Goal of the exercise >>
Show all lines that include the string "part"; copy each one.

Record excerpts >>
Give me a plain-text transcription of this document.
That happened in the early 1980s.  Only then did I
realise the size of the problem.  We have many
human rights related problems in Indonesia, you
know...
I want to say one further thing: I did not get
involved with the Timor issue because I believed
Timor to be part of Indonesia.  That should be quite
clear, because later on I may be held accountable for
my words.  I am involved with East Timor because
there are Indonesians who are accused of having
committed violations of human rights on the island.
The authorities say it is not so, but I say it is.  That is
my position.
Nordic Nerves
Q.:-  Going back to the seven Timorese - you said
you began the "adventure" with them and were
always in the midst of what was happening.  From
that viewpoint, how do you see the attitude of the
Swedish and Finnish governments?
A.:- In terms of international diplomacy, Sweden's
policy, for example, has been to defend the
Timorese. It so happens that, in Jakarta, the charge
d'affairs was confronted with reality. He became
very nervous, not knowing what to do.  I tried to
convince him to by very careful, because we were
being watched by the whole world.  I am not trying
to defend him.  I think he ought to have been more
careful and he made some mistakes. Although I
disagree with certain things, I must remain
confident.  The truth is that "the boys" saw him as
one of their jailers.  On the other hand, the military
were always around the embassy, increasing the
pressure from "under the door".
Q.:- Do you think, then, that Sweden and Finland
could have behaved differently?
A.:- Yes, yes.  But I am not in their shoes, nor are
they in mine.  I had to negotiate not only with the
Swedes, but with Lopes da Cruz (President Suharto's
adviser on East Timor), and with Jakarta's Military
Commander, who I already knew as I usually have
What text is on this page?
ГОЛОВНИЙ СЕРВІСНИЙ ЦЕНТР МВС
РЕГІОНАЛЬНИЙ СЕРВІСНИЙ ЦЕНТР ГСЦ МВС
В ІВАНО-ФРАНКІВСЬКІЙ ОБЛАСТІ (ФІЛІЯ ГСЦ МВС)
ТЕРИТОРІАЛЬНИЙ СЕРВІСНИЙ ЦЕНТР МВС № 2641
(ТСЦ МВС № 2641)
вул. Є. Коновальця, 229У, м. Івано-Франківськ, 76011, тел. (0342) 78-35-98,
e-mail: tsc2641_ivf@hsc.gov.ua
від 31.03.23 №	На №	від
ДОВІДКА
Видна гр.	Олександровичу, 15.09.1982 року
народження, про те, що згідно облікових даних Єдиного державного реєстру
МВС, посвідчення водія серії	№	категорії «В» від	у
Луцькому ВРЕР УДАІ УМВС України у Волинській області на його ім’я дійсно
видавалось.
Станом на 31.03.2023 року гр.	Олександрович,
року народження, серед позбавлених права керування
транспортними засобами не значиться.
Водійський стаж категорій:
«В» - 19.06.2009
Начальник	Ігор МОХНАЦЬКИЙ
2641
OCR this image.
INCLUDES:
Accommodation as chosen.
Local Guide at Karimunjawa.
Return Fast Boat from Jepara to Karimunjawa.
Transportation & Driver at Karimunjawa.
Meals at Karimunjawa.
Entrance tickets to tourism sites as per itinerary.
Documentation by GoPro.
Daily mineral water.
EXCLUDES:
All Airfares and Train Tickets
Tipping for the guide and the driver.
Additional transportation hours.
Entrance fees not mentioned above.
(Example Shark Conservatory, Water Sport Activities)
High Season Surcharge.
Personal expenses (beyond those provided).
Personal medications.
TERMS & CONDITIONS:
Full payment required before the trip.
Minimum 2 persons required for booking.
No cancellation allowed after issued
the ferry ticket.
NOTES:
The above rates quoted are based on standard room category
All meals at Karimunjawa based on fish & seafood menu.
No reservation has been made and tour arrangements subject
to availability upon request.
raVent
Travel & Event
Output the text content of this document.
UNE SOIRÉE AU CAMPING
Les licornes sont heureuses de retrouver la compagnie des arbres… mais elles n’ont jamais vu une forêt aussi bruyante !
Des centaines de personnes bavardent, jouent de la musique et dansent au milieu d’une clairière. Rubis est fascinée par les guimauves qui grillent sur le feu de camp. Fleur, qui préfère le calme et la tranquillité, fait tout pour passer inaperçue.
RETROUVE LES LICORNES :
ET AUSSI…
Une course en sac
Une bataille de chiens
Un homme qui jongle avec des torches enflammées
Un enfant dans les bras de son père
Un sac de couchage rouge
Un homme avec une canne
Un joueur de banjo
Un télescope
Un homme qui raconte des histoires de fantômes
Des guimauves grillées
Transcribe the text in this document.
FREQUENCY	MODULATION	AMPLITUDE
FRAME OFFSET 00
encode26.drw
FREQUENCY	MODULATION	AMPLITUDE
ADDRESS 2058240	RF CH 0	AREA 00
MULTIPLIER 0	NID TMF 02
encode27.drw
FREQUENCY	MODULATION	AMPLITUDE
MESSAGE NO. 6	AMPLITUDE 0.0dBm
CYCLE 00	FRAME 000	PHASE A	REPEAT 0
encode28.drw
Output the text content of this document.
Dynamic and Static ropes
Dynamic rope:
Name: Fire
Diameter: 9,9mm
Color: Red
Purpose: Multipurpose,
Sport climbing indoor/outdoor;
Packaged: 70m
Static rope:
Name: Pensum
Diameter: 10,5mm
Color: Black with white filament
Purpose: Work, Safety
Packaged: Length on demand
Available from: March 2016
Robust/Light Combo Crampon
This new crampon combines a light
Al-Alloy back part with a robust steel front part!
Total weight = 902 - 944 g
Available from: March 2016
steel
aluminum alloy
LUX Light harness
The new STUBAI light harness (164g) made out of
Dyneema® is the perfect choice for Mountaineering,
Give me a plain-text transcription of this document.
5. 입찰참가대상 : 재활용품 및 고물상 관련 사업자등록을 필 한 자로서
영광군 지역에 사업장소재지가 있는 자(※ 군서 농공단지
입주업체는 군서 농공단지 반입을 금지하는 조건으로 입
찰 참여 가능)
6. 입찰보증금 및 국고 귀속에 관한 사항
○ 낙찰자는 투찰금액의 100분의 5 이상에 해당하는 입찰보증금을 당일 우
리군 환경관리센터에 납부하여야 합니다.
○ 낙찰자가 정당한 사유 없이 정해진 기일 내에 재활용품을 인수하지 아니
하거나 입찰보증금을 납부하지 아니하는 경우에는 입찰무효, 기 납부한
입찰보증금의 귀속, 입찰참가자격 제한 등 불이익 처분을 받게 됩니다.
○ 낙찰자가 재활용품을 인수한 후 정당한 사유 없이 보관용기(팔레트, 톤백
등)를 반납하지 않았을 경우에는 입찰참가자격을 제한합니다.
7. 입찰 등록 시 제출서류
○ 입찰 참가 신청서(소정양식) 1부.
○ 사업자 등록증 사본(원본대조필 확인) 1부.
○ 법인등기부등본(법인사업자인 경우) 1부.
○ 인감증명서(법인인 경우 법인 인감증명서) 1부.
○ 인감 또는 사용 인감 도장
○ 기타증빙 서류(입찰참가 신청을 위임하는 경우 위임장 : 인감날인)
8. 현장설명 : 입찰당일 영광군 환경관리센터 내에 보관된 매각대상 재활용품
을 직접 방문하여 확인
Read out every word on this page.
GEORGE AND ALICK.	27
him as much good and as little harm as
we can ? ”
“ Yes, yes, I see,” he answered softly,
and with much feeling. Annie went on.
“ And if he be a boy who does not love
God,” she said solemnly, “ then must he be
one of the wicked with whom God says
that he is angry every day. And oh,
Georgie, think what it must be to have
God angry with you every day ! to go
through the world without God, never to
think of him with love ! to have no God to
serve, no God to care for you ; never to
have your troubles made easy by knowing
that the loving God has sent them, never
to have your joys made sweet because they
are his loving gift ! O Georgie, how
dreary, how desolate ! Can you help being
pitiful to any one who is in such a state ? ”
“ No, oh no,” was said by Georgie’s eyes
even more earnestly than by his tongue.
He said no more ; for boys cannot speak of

Answer to this task >>
Timor to be part of Indonesia.  That should be quite
Al-Alloy back part with a robust steel front part!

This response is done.